Stated exercise: Work out how many lines of the data hold the string "holes", and reply with that number alone.

+++ Given information

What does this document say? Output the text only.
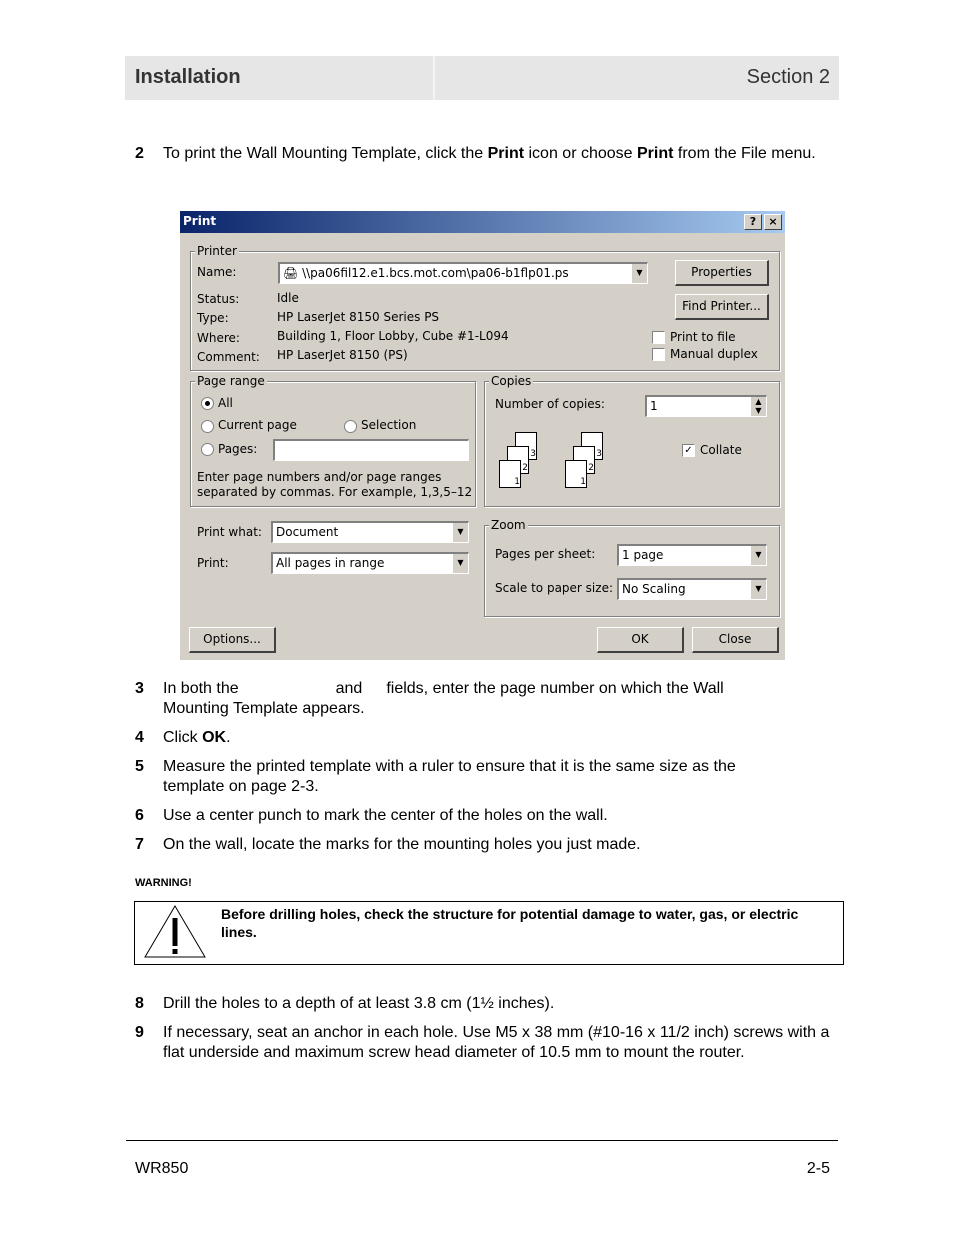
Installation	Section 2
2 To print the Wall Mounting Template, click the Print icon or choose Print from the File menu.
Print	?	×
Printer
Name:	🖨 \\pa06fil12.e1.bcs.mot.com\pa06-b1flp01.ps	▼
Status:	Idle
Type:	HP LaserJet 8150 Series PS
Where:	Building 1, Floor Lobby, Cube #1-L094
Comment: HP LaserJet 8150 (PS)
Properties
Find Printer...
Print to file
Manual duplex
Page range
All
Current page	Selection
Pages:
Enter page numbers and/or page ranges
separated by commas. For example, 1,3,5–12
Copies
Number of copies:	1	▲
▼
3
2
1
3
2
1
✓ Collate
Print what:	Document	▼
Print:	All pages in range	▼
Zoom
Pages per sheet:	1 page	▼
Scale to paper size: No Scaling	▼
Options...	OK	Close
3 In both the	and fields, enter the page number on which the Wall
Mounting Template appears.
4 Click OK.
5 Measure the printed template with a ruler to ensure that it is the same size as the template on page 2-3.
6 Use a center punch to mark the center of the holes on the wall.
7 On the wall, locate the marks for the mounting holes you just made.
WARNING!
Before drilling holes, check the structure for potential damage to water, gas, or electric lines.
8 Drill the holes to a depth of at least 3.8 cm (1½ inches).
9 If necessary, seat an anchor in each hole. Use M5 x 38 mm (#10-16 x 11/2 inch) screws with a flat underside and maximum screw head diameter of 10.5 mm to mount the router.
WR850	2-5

++++++
+++ Given information

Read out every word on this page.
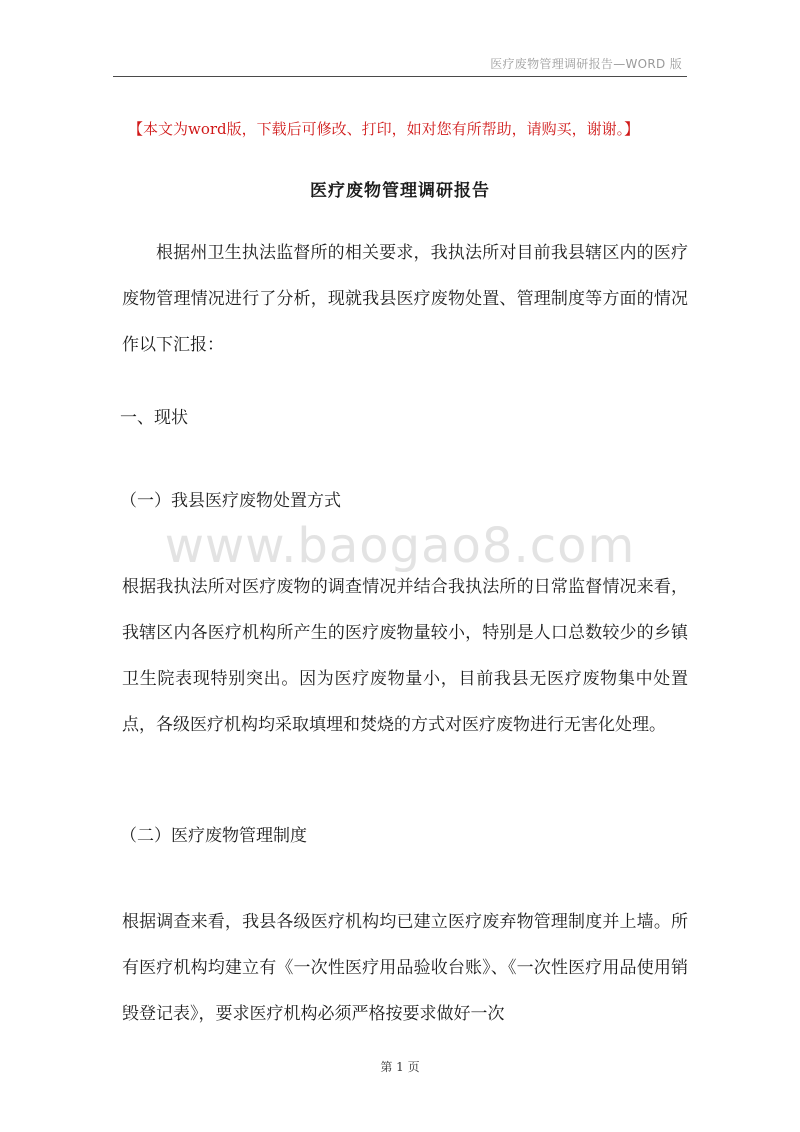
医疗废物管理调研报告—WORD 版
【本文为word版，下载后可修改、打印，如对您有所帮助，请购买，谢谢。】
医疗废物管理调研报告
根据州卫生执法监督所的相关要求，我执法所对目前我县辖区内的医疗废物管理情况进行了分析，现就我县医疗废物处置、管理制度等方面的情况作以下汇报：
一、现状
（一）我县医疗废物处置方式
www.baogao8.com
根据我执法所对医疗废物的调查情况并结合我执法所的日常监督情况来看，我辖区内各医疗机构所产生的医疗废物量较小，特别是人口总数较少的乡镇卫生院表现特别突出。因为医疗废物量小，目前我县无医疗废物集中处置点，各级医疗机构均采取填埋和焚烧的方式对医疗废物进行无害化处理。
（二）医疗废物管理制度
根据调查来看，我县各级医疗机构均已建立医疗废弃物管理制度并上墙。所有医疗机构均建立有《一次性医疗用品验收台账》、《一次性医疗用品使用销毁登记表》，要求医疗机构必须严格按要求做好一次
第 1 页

++++++

Exercise result: 4